• [Description of the task]
Count how many lines contain the word "MXEP". Please give only the number.

• [Data]
::::

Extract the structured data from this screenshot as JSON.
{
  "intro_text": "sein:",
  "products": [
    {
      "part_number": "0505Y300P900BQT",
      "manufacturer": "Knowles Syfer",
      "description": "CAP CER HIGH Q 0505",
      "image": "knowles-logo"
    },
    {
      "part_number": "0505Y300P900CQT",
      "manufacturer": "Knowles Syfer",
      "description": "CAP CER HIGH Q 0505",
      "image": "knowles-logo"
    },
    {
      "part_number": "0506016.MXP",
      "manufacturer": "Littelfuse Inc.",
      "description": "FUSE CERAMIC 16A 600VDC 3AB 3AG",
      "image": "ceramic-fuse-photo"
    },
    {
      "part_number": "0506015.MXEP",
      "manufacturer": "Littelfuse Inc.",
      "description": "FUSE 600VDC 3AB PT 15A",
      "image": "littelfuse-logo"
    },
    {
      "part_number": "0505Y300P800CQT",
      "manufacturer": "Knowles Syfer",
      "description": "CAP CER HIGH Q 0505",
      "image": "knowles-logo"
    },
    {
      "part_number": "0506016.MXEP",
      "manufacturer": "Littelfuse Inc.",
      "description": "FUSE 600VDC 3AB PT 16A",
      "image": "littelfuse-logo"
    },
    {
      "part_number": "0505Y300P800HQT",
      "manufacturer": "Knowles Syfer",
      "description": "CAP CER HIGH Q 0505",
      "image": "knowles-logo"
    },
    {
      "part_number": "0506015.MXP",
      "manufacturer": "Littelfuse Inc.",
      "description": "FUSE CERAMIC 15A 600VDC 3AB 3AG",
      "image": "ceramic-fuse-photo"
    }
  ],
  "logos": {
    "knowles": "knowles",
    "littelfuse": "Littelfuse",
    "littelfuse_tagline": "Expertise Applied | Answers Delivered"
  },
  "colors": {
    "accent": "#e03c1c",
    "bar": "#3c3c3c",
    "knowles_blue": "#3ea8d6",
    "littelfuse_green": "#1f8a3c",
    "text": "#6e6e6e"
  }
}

::::

• [Exercise output]
2